:: RECORD EXTRACTS ::
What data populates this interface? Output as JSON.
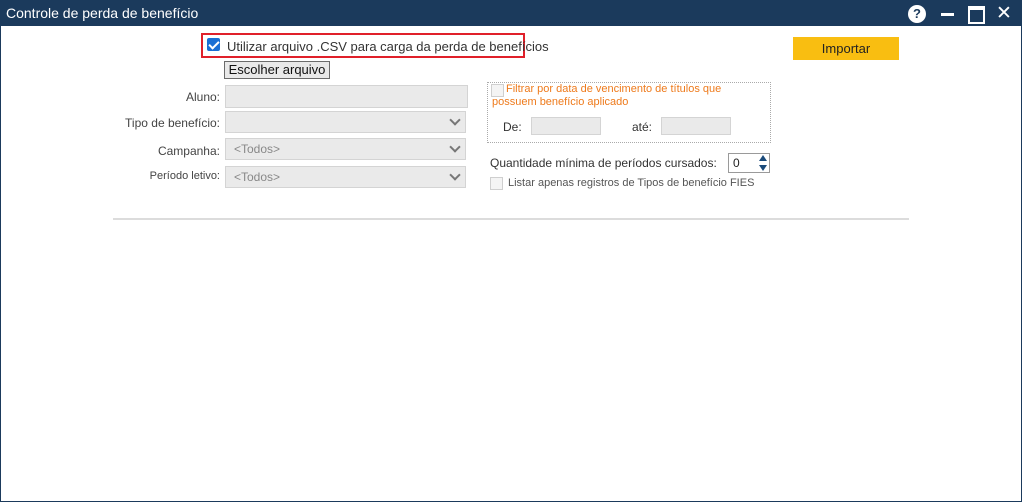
{
  "window": {
    "title": "Controle de perda de benefício",
    "help_glyph": "?",
    "close_glyph": "✕"
  },
  "csv": {
    "checked": true,
    "label": "Utilizar arquivo .CSV para carga da perda de benefícios",
    "choose_button": "Escolher arquivo"
  },
  "import_button": "Importar",
  "form": {
    "aluno_label": "Aluno:",
    "aluno_value": "",
    "tipo_label": "Tipo de benefício:",
    "tipo_value": "",
    "campanha_label": "Campanha:",
    "campanha_value": "<Todos>",
    "periodo_label": "Período letivo:",
    "periodo_value": "<Todos>"
  },
  "filter": {
    "checked": false,
    "label": "Filtrar por data de vencimento de títulos que possuem benefício aplicado",
    "de_label": "De:",
    "de_value": "",
    "ate_label": "até:",
    "ate_value": ""
  },
  "quantity": {
    "label": "Quantidade mínima de períodos cursados:",
    "value": "0"
  },
  "fies": {
    "checked": false,
    "label": "Listar apenas registros de Tipos de benefício FIES"
  },
  "colors": {
    "titlebar": "#1b3a5c",
    "accent_button": "#f9be11",
    "highlight": "#e0202a",
    "filter_label": "#ee7a1b",
    "checkbox_checked": "#1a6fd4"
  }
}
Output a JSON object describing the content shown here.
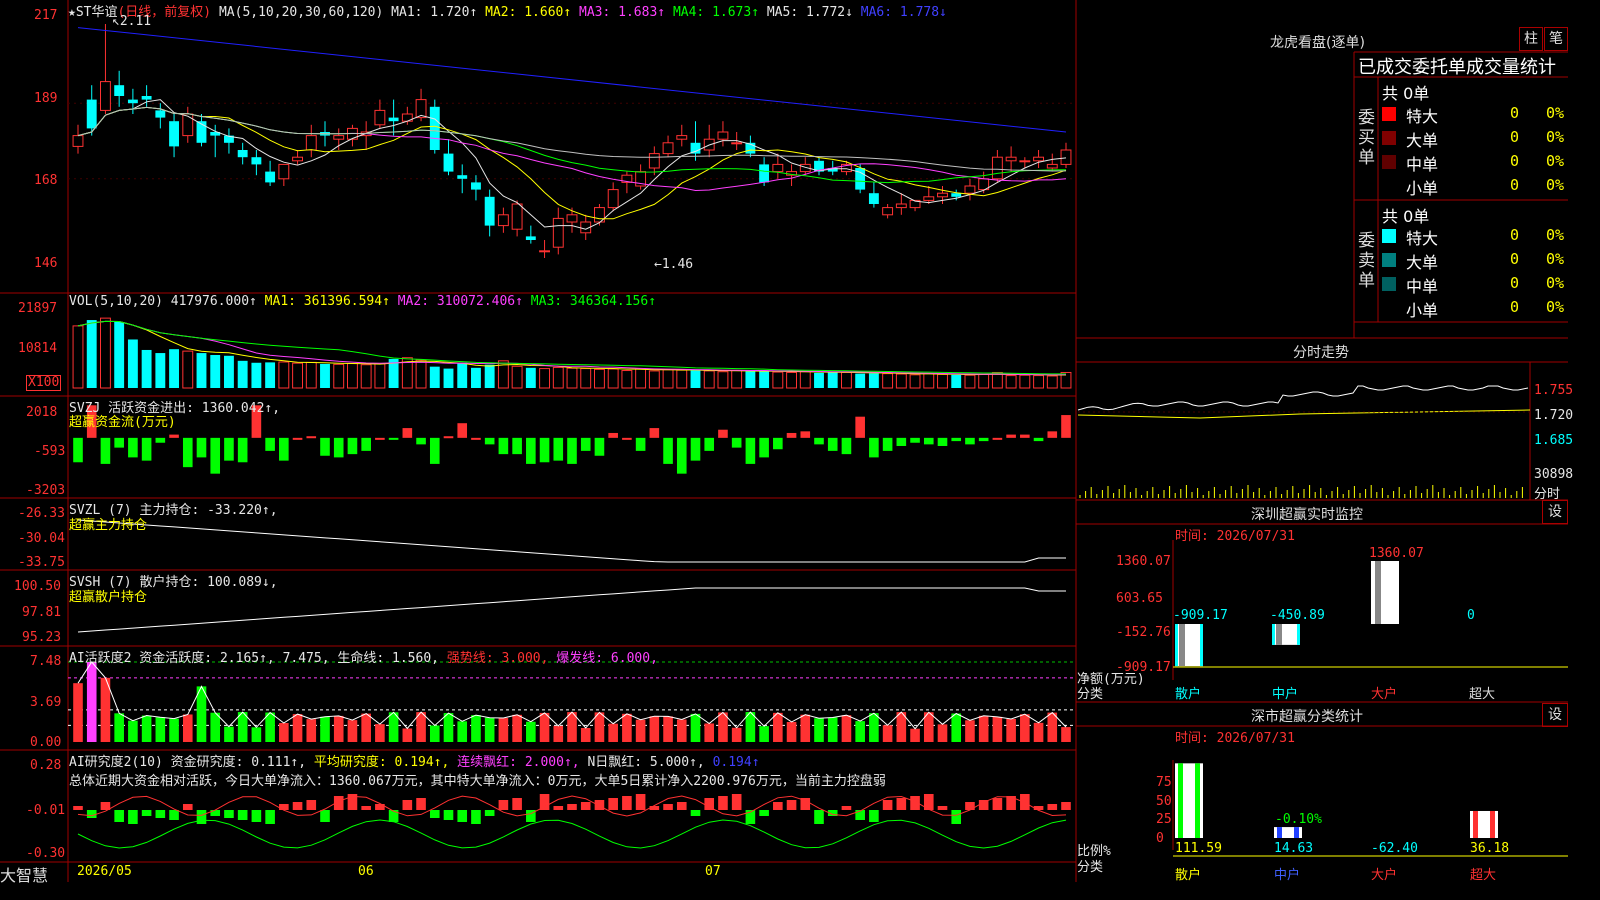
{
  "colors": {
    "up": "#ff3232",
    "down": "#00ffff",
    "grid": "#a00000",
    "ma1": "#e6e6e6",
    "ma2": "#ffff00",
    "ma3": "#ff40ff",
    "ma4": "#00ff00",
    "ma5": "#c0c0c0",
    "ma6": "#2020ff"
  },
  "header": {
    "star": "★ST华谊",
    "period": "(日线，前复权)",
    "ma_label": "MA(5,10,20,30,60,120)",
    "ma1": "MA1: 1.720↑",
    "ma2": "MA2: 1.660↑",
    "ma3": "MA3: 1.683↑",
    "ma4": "MA4: 1.673↑",
    "ma5": "MA5: 1.772↓",
    "ma6": "MA6: 1.778↓"
  },
  "price_axis": [
    "217",
    "189",
    "168",
    "146"
  ],
  "price_marks": {
    "high": "2.11",
    "low": "1.46"
  },
  "vol": {
    "label": "VOL(5,10,20)",
    "value": "417976.000↑",
    "ma1": "MA1: 361396.594↑",
    "ma2": "MA2: 310072.406↑",
    "ma3": "MA3: 346364.156↑",
    "axis": [
      "21897",
      "10814"
    ],
    "unit": "X100"
  },
  "svzj": {
    "label": "SVZJ  活跃资金进出: 1360.042↑,",
    "sub": "超赢资金流(万元)",
    "axis": [
      "2018",
      "-593",
      "-3203"
    ]
  },
  "svzl": {
    "label": "SVZL (7) 主力持仓: -33.220↑,",
    "sub": "超赢主力持仓",
    "axis": [
      "-26.33",
      "-30.04",
      "-33.75"
    ]
  },
  "svsh": {
    "label": "SVSH (7) 散户持仓: 100.089↓,",
    "sub": "超赢散户持仓",
    "axis": [
      "100.50",
      "97.81",
      "95.23"
    ]
  },
  "ai1": {
    "label": "AI活跃度2 资金活跃度: 2.165↑, 7.475,",
    "life": "生命线: 1.560,",
    "strong": "强势线: 3.000,",
    "burst": "爆发线: 6.000,",
    "axis": [
      "7.48",
      "3.69",
      "0.00"
    ]
  },
  "ai2": {
    "label": "AI研究度2(10) 资金研究度: 0.111↑,",
    "avg": "平均研究度: 0.194↑,",
    "cont": "连续飘红: 2.000↑,",
    "nday": "N日飘红: 5.000↑,",
    "last": "0.194↑",
    "summary": "总体近期大资金相对活跃，今日大单净流入：1360.067万元，其中特大单净流入：0万元，大单5日累计净入2200.976万元，当前主力控盘弱",
    "axis": [
      "0.28",
      "-0.01",
      "-0.30"
    ]
  },
  "xaxis": [
    "2026/05",
    "06",
    "07"
  ],
  "logo": "大智慧",
  "right": {
    "title": "龙虎看盘(逐单)",
    "btn1": "柱",
    "btn2": "笔",
    "stat_title": "已成交委托单成交量统计",
    "buy": {
      "side": "委买单",
      "total": "共 0单",
      "rows": [
        {
          "name": "特大",
          "v": "0",
          "p": "0%"
        },
        {
          "name": "大单",
          "v": "0",
          "p": "0%"
        },
        {
          "name": "中单",
          "v": "0",
          "p": "0%"
        },
        {
          "name": "小单",
          "v": "0",
          "p": "0%"
        }
      ]
    },
    "sell": {
      "side": "委卖单",
      "total": "共 0单",
      "rows": [
        {
          "name": "特大",
          "v": "0",
          "p": "0%"
        },
        {
          "name": "大单",
          "v": "0",
          "p": "0%"
        },
        {
          "name": "中单",
          "v": "0",
          "p": "0%"
        },
        {
          "name": "小单",
          "v": "0",
          "p": "0%"
        }
      ]
    },
    "intraday": {
      "title": "分时走势",
      "axis": [
        "1.755",
        "1.720",
        "1.685"
      ],
      "vol": "30898",
      "vol2": "分时"
    },
    "monitor": {
      "title": "深圳超赢实时监控",
      "btn": "设",
      "time": "时间: 2026/07/31",
      "axis": [
        "1360.07",
        "603.65",
        "-152.76",
        "-909.17"
      ],
      "ylabel": "净额(万元)",
      "xlabel": "分类",
      "cats": [
        "散户",
        "中户",
        "大户",
        "超大"
      ],
      "vals": [
        "-909.17",
        "-450.89",
        "1360.07",
        "0"
      ]
    },
    "classify": {
      "title": "深市超赢分类统计",
      "btn": "设",
      "time": "时间: 2026/07/31",
      "axis": [
        "75",
        "50",
        "25",
        "0"
      ],
      "ylabel": "比例%",
      "xlabel": "分类",
      "cats": [
        "散户",
        "中户",
        "大户",
        "超大"
      ],
      "vals": [
        "111.59",
        "14.63",
        "-62.40",
        "36.18"
      ],
      "note": "-0.10%"
    }
  },
  "chart_data": {
    "type": "candlestick",
    "title": "★ST华谊 (日线，前复权)",
    "x_ticks": [
      "2026/05",
      "06",
      "07"
    ],
    "ohlc": [
      [
        1.77,
        1.83,
        1.75,
        1.8
      ],
      [
        1.9,
        1.94,
        1.8,
        1.82
      ],
      [
        1.87,
        2.11,
        1.86,
        1.95
      ],
      [
        1.94,
        1.98,
        1.88,
        1.91
      ],
      [
        1.9,
        1.93,
        1.86,
        1.89
      ],
      [
        1.91,
        1.94,
        1.88,
        1.9
      ],
      [
        1.87,
        1.89,
        1.82,
        1.85
      ],
      [
        1.84,
        1.86,
        1.74,
        1.77
      ],
      [
        1.8,
        1.88,
        1.78,
        1.86
      ],
      [
        1.84,
        1.86,
        1.77,
        1.78
      ],
      [
        1.81,
        1.83,
        1.74,
        1.8
      ],
      [
        1.8,
        1.82,
        1.75,
        1.78
      ],
      [
        1.76,
        1.78,
        1.72,
        1.74
      ],
      [
        1.74,
        1.76,
        1.69,
        1.72
      ],
      [
        1.7,
        1.73,
        1.66,
        1.67
      ],
      [
        1.68,
        1.72,
        1.66,
        1.72
      ],
      [
        1.73,
        1.76,
        1.72,
        1.74
      ],
      [
        1.76,
        1.83,
        1.74,
        1.8
      ],
      [
        1.81,
        1.84,
        1.77,
        1.8
      ],
      [
        1.79,
        1.82,
        1.76,
        1.8
      ],
      [
        1.79,
        1.83,
        1.77,
        1.82
      ],
      [
        1.8,
        1.84,
        1.76,
        1.81
      ],
      [
        1.83,
        1.9,
        1.82,
        1.87
      ],
      [
        1.85,
        1.9,
        1.8,
        1.84
      ],
      [
        1.84,
        1.88,
        1.83,
        1.86
      ],
      [
        1.85,
        1.93,
        1.84,
        1.9
      ],
      [
        1.88,
        1.9,
        1.75,
        1.76
      ],
      [
        1.75,
        1.79,
        1.69,
        1.7
      ],
      [
        1.69,
        1.72,
        1.64,
        1.68
      ],
      [
        1.67,
        1.69,
        1.62,
        1.65
      ],
      [
        1.63,
        1.65,
        1.52,
        1.55
      ],
      [
        1.55,
        1.6,
        1.53,
        1.58
      ],
      [
        1.54,
        1.62,
        1.52,
        1.61
      ],
      [
        1.52,
        1.55,
        1.5,
        1.51
      ],
      [
        1.48,
        1.51,
        1.46,
        1.48
      ],
      [
        1.49,
        1.6,
        1.47,
        1.57
      ],
      [
        1.56,
        1.6,
        1.53,
        1.58
      ],
      [
        1.53,
        1.58,
        1.51,
        1.56
      ],
      [
        1.56,
        1.61,
        1.55,
        1.6
      ],
      [
        1.6,
        1.67,
        1.59,
        1.65
      ],
      [
        1.67,
        1.7,
        1.64,
        1.69
      ],
      [
        1.66,
        1.72,
        1.65,
        1.7
      ],
      [
        1.71,
        1.77,
        1.69,
        1.75
      ],
      [
        1.75,
        1.8,
        1.74,
        1.78
      ],
      [
        1.79,
        1.83,
        1.77,
        1.8
      ],
      [
        1.78,
        1.84,
        1.73,
        1.75
      ],
      [
        1.76,
        1.83,
        1.74,
        1.79
      ],
      [
        1.79,
        1.84,
        1.77,
        1.81
      ],
      [
        1.78,
        1.81,
        1.76,
        1.78
      ],
      [
        1.78,
        1.8,
        1.74,
        1.75
      ],
      [
        1.72,
        1.74,
        1.66,
        1.67
      ],
      [
        1.7,
        1.75,
        1.68,
        1.72
      ],
      [
        1.69,
        1.72,
        1.66,
        1.7
      ],
      [
        1.7,
        1.74,
        1.69,
        1.72
      ],
      [
        1.73,
        1.74,
        1.69,
        1.7
      ],
      [
        1.71,
        1.73,
        1.69,
        1.7
      ],
      [
        1.7,
        1.73,
        1.69,
        1.72
      ],
      [
        1.71,
        1.72,
        1.64,
        1.65
      ],
      [
        1.64,
        1.67,
        1.6,
        1.61
      ],
      [
        1.58,
        1.61,
        1.57,
        1.6
      ],
      [
        1.6,
        1.64,
        1.58,
        1.61
      ],
      [
        1.6,
        1.62,
        1.59,
        1.62
      ],
      [
        1.62,
        1.66,
        1.61,
        1.63
      ],
      [
        1.63,
        1.66,
        1.61,
        1.64
      ],
      [
        1.64,
        1.65,
        1.62,
        1.63
      ],
      [
        1.64,
        1.68,
        1.62,
        1.66
      ],
      [
        1.65,
        1.7,
        1.64,
        1.68
      ],
      [
        1.68,
        1.76,
        1.67,
        1.74
      ],
      [
        1.73,
        1.77,
        1.7,
        1.74
      ],
      [
        1.73,
        1.74,
        1.71,
        1.73
      ],
      [
        1.73,
        1.76,
        1.71,
        1.74
      ],
      [
        1.71,
        1.75,
        1.7,
        1.72
      ],
      [
        1.72,
        1.78,
        1.71,
        1.76
      ]
    ],
    "volume": [
      16000,
      17500,
      18000,
      17000,
      12500,
      9800,
      9000,
      10000,
      9500,
      9000,
      8500,
      8300,
      7000,
      6500,
      6600,
      6700,
      6400,
      6600,
      6200,
      6100,
      6300,
      6000,
      6200,
      7500,
      7800,
      7200,
      5500,
      5000,
      6500,
      5200,
      6000,
      7000,
      5600,
      5200,
      5000,
      5300,
      5100,
      5000,
      4800,
      4900,
      4500,
      5000,
      4400,
      4700,
      4600,
      4500,
      4400,
      4200,
      4500,
      4300,
      4400,
      4100,
      4000,
      4200,
      3900,
      4100,
      4000,
      3700,
      3800,
      3700,
      3600,
      3400,
      3700,
      3500,
      3400,
      3300,
      3500,
      4000,
      3200,
      3300,
      3200,
      3100,
      4000
    ],
    "svzj_values": [
      -1.5,
      2.0,
      -1.6,
      -0.6,
      -1.2,
      -1.4,
      -0.3,
      0.2,
      -1.8,
      -1.2,
      -2.2,
      -1.4,
      -1.5,
      2.0,
      -0.8,
      -1.4,
      0.0,
      0.1,
      -1.1,
      -1.2,
      -1.0,
      -0.8,
      0.0,
      -0.1,
      0.6,
      -0.4,
      -1.6,
      0.1,
      0.9,
      0.0,
      -0.4,
      -1.0,
      -1.0,
      -1.6,
      -1.5,
      -1.4,
      -1.6,
      -0.8,
      -1.1,
      0.3,
      0.0,
      -0.8,
      0.6,
      -1.6,
      -2.2,
      -1.4,
      -0.8,
      0.5,
      -0.6,
      -1.6,
      -1.2,
      -0.7,
      0.3,
      0.4,
      -0.4,
      -0.8,
      -1.0,
      1.3,
      -1.2,
      -0.8,
      -0.5,
      -0.3,
      -0.4,
      -0.5,
      -0.2,
      -0.4,
      -0.2,
      0.0,
      0.2,
      0.2,
      -0.2,
      0.4,
      1.4
    ]
  }
}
:::
### GOAL OF THE EXERCISE
Leave out every line without the string "Output" and copy the rest.

### TASK ANSWER
What data populates this interface? Output as JSON.
Output a JSON object describing the content shown here.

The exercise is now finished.